◆ Goal of the exercise ◆
Each entry below is to be given again word for word, with no pictures.

◆ Data extract ◆
- - -
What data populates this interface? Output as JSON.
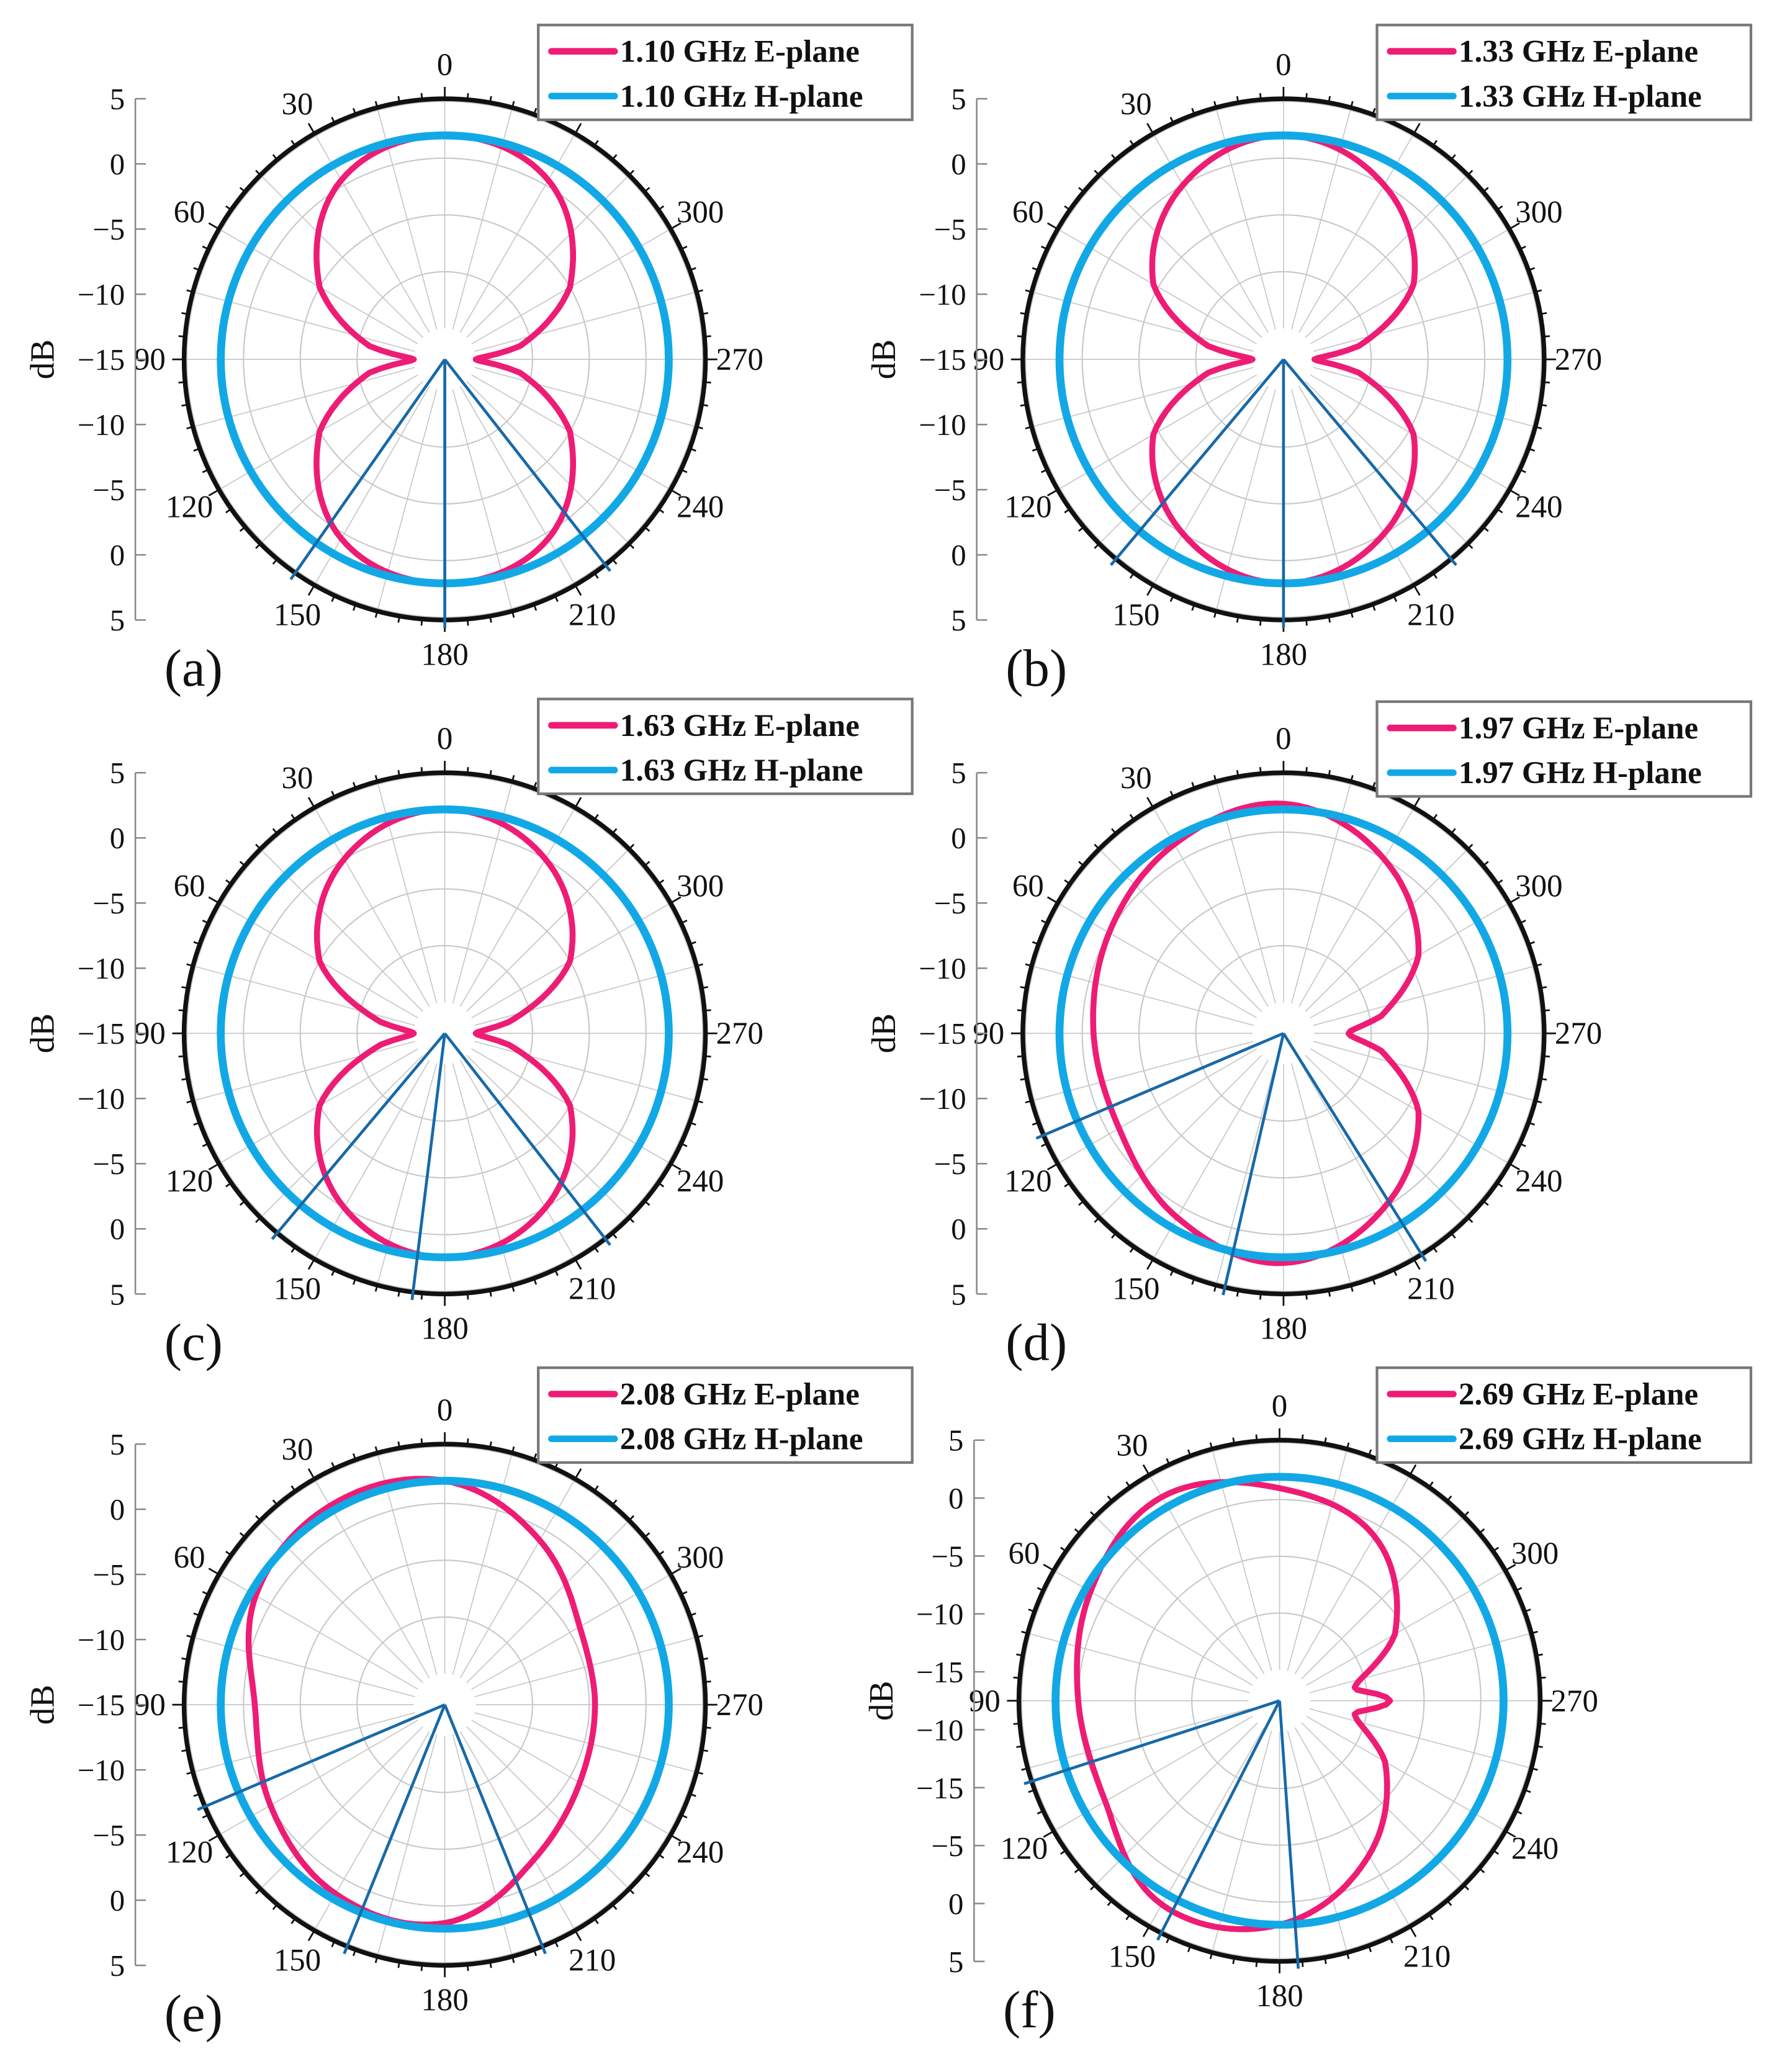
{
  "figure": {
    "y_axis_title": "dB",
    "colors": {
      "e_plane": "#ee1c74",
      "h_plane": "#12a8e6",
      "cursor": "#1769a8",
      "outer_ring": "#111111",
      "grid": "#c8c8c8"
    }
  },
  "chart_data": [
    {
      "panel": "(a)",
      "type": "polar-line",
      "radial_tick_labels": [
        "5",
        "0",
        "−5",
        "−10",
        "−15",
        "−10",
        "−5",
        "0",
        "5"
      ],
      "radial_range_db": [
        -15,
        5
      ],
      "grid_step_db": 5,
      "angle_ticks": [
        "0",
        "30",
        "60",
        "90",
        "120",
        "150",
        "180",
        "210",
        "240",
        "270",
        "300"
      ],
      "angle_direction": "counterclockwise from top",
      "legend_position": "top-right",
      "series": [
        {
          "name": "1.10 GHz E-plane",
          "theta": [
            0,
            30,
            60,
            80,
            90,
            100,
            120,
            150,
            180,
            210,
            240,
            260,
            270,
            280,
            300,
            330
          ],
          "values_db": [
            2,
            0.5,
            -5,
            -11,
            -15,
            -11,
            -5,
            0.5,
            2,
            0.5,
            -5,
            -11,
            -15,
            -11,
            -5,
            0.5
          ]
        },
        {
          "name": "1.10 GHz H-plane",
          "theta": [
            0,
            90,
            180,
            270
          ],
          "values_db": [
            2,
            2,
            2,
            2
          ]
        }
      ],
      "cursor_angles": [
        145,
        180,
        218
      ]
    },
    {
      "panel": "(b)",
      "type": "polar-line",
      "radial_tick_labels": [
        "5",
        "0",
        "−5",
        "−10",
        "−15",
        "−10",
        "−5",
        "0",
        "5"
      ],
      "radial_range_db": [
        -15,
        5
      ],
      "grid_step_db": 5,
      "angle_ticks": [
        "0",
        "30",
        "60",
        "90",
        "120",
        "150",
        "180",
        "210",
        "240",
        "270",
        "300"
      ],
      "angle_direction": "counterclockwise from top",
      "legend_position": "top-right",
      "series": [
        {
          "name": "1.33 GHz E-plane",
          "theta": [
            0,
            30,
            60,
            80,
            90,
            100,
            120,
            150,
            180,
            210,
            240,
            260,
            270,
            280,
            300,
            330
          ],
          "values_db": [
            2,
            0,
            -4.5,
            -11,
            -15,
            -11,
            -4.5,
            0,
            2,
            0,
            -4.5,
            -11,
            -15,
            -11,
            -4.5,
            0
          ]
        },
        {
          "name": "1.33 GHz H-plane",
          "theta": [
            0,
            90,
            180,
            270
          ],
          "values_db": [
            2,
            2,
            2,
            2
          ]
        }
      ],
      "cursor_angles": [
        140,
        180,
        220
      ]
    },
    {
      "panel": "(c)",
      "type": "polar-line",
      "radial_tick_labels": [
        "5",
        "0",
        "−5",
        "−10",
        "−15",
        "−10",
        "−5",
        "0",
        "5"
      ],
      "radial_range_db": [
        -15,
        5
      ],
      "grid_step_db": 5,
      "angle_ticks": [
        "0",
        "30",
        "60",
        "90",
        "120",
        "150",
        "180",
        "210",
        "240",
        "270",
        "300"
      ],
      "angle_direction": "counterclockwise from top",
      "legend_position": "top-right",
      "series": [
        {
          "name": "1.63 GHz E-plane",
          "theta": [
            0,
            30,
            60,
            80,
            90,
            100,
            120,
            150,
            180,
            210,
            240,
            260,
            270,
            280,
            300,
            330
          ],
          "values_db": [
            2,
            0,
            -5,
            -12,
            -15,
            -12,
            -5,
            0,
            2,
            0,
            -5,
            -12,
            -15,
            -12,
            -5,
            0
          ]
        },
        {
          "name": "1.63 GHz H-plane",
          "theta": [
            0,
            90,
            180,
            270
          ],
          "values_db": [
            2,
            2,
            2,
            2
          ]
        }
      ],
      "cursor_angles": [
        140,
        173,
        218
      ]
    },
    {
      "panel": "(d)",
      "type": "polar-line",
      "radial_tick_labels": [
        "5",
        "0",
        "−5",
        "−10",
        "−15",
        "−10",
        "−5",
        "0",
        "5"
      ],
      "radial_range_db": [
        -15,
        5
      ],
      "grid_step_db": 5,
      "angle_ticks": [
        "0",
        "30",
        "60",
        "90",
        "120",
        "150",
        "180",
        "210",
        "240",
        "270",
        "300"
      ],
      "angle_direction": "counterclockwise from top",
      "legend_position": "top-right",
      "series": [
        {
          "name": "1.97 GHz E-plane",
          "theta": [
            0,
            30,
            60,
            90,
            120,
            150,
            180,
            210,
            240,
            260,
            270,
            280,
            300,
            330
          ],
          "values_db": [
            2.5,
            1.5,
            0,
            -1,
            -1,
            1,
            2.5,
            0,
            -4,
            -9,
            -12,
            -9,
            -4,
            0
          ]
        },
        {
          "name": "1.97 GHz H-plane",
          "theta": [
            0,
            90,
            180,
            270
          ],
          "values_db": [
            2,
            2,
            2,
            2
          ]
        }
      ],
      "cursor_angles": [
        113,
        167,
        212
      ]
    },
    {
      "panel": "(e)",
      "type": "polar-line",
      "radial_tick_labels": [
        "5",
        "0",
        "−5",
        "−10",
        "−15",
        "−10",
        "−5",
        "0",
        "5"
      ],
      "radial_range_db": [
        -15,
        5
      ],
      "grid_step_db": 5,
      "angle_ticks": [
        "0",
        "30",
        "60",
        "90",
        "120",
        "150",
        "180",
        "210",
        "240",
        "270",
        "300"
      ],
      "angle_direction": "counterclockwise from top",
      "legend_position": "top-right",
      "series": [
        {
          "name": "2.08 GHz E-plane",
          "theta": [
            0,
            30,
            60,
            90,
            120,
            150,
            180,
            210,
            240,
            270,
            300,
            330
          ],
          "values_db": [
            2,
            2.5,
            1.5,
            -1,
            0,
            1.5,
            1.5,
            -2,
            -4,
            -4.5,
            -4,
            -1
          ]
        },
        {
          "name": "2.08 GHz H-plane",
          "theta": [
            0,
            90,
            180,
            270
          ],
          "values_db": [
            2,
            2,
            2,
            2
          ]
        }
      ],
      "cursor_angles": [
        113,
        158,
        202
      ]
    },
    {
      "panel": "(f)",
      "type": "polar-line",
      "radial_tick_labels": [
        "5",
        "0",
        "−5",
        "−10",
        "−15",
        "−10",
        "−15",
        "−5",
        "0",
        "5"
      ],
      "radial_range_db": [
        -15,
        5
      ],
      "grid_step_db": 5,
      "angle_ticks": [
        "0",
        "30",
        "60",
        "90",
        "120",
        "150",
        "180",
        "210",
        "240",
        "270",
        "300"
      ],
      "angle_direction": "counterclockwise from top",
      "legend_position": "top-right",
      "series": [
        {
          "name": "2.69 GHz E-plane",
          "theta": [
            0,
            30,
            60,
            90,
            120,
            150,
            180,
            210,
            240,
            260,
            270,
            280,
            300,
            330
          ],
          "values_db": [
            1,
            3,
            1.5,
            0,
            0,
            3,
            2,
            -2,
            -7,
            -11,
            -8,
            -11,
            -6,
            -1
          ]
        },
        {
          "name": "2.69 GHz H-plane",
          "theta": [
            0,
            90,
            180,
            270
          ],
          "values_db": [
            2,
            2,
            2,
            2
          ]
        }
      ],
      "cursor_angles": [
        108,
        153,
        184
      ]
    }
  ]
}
- - -
◆ Task response ◆
What data populates this interface? Output as JSON.
{
  "figure": {
    "y_axis_title": "dB",
    "colors": {
      "e_plane": "#ee1c74",
      "h_plane": "#12a8e6",
      "cursor": "#1769a8",
      "outer_ring": "#111111",
      "grid": "#c8c8c8"
    }
  },
  "chart_data": [
    {
      "panel": "(a)",
      "type": "polar-line",
      "radial_tick_labels": [
        "5",
        "0",
        "−5",
        "−10",
        "−15",
        "−10",
        "−5",
        "0",
        "5"
      ],
      "radial_range_db": [
        -15,
        5
      ],
      "grid_step_db": 5,
      "angle_ticks": [
        "0",
        "30",
        "60",
        "90",
        "120",
        "150",
        "180",
        "210",
        "240",
        "270",
        "300"
      ],
      "angle_direction": "counterclockwise from top",
      "legend_position": "top-right",
      "series": [
        {
          "name": "1.10 GHz E-plane",
          "theta": [
            0,
            30,
            60,
            80,
            90,
            100,
            120,
            150,
            180,
            210,
            240,
            260,
            270,
            280,
            300,
            330
          ],
          "values_db": [
            2,
            0.5,
            -5,
            -11,
            -15,
            -11,
            -5,
            0.5,
            2,
            0.5,
            -5,
            -11,
            -15,
            -11,
            -5,
            0.5
          ]
        },
        {
          "name": "1.10 GHz H-plane",
          "theta": [
            0,
            90,
            180,
            270
          ],
          "values_db": [
            2,
            2,
            2,
            2
          ]
        }
      ],
      "cursor_angles": [
        145,
        180,
        218
      ]
    },
    {
      "panel": "(b)",
      "type": "polar-line",
      "radial_tick_labels": [
        "5",
        "0",
        "−5",
        "−10",
        "−15",
        "−10",
        "−5",
        "0",
        "5"
      ],
      "radial_range_db": [
        -15,
        5
      ],
      "grid_step_db": 5,
      "angle_ticks": [
        "0",
        "30",
        "60",
        "90",
        "120",
        "150",
        "180",
        "210",
        "240",
        "270",
        "300"
      ],
      "angle_direction": "counterclockwise from top",
      "legend_position": "top-right",
      "series": [
        {
          "name": "1.33 GHz E-plane",
          "theta": [
            0,
            30,
            60,
            80,
            90,
            100,
            120,
            150,
            180,
            210,
            240,
            260,
            270,
            280,
            300,
            330
          ],
          "values_db": [
            2,
            0,
            -4.5,
            -11,
            -15,
            -11,
            -4.5,
            0,
            2,
            0,
            -4.5,
            -11,
            -15,
            -11,
            -4.5,
            0
          ]
        },
        {
          "name": "1.33 GHz H-plane",
          "theta": [
            0,
            90,
            180,
            270
          ],
          "values_db": [
            2,
            2,
            2,
            2
          ]
        }
      ],
      "cursor_angles": [
        140,
        180,
        220
      ]
    },
    {
      "panel": "(c)",
      "type": "polar-line",
      "radial_tick_labels": [
        "5",
        "0",
        "−5",
        "−10",
        "−15",
        "−10",
        "−5",
        "0",
        "5"
      ],
      "radial_range_db": [
        -15,
        5
      ],
      "grid_step_db": 5,
      "angle_ticks": [
        "0",
        "30",
        "60",
        "90",
        "120",
        "150",
        "180",
        "210",
        "240",
        "270",
        "300"
      ],
      "angle_direction": "counterclockwise from top",
      "legend_position": "top-right",
      "series": [
        {
          "name": "1.63 GHz E-plane",
          "theta": [
            0,
            30,
            60,
            80,
            90,
            100,
            120,
            150,
            180,
            210,
            240,
            260,
            270,
            280,
            300,
            330
          ],
          "values_db": [
            2,
            0,
            -5,
            -12,
            -15,
            -12,
            -5,
            0,
            2,
            0,
            -5,
            -12,
            -15,
            -12,
            -5,
            0
          ]
        },
        {
          "name": "1.63 GHz H-plane",
          "theta": [
            0,
            90,
            180,
            270
          ],
          "values_db": [
            2,
            2,
            2,
            2
          ]
        }
      ],
      "cursor_angles": [
        140,
        173,
        218
      ]
    },
    {
      "panel": "(d)",
      "type": "polar-line",
      "radial_tick_labels": [
        "5",
        "0",
        "−5",
        "−10",
        "−15",
        "−10",
        "−5",
        "0",
        "5"
      ],
      "radial_range_db": [
        -15,
        5
      ],
      "grid_step_db": 5,
      "angle_ticks": [
        "0",
        "30",
        "60",
        "90",
        "120",
        "150",
        "180",
        "210",
        "240",
        "270",
        "300"
      ],
      "angle_direction": "counterclockwise from top",
      "legend_position": "top-right",
      "series": [
        {
          "name": "1.97 GHz E-plane",
          "theta": [
            0,
            30,
            60,
            90,
            120,
            150,
            180,
            210,
            240,
            260,
            270,
            280,
            300,
            330
          ],
          "values_db": [
            2.5,
            1.5,
            0,
            -1,
            -1,
            1,
            2.5,
            0,
            -4,
            -9,
            -12,
            -9,
            -4,
            0
          ]
        },
        {
          "name": "1.97 GHz H-plane",
          "theta": [
            0,
            90,
            180,
            270
          ],
          "values_db": [
            2,
            2,
            2,
            2
          ]
        }
      ],
      "cursor_angles": [
        113,
        167,
        212
      ]
    },
    {
      "panel": "(e)",
      "type": "polar-line",
      "radial_tick_labels": [
        "5",
        "0",
        "−5",
        "−10",
        "−15",
        "−10",
        "−5",
        "0",
        "5"
      ],
      "radial_range_db": [
        -15,
        5
      ],
      "grid_step_db": 5,
      "angle_ticks": [
        "0",
        "30",
        "60",
        "90",
        "120",
        "150",
        "180",
        "210",
        "240",
        "270",
        "300"
      ],
      "angle_direction": "counterclockwise from top",
      "legend_position": "top-right",
      "series": [
        {
          "name": "2.08 GHz E-plane",
          "theta": [
            0,
            30,
            60,
            90,
            120,
            150,
            180,
            210,
            240,
            270,
            300,
            330
          ],
          "values_db": [
            2,
            2.5,
            1.5,
            -1,
            0,
            1.5,
            1.5,
            -2,
            -4,
            -4.5,
            -4,
            -1
          ]
        },
        {
          "name": "2.08 GHz H-plane",
          "theta": [
            0,
            90,
            180,
            270
          ],
          "values_db": [
            2,
            2,
            2,
            2
          ]
        }
      ],
      "cursor_angles": [
        113,
        158,
        202
      ]
    },
    {
      "panel": "(f)",
      "type": "polar-line",
      "radial_tick_labels": [
        "5",
        "0",
        "−5",
        "−10",
        "−15",
        "−10",
        "−15",
        "−5",
        "0",
        "5"
      ],
      "radial_range_db": [
        -15,
        5
      ],
      "grid_step_db": 5,
      "angle_ticks": [
        "0",
        "30",
        "60",
        "90",
        "120",
        "150",
        "180",
        "210",
        "240",
        "270",
        "300"
      ],
      "angle_direction": "counterclockwise from top",
      "legend_position": "top-right",
      "series": [
        {
          "name": "2.69 GHz E-plane",
          "theta": [
            0,
            30,
            60,
            90,
            120,
            150,
            180,
            210,
            240,
            260,
            270,
            280,
            300,
            330
          ],
          "values_db": [
            1,
            3,
            1.5,
            0,
            0,
            3,
            2,
            -2,
            -7,
            -11,
            -8,
            -11,
            -6,
            -1
          ]
        },
        {
          "name": "2.69 GHz H-plane",
          "theta": [
            0,
            90,
            180,
            270
          ],
          "values_db": [
            2,
            2,
            2,
            2
          ]
        }
      ],
      "cursor_angles": [
        108,
        153,
        184
      ]
    }
  ]
}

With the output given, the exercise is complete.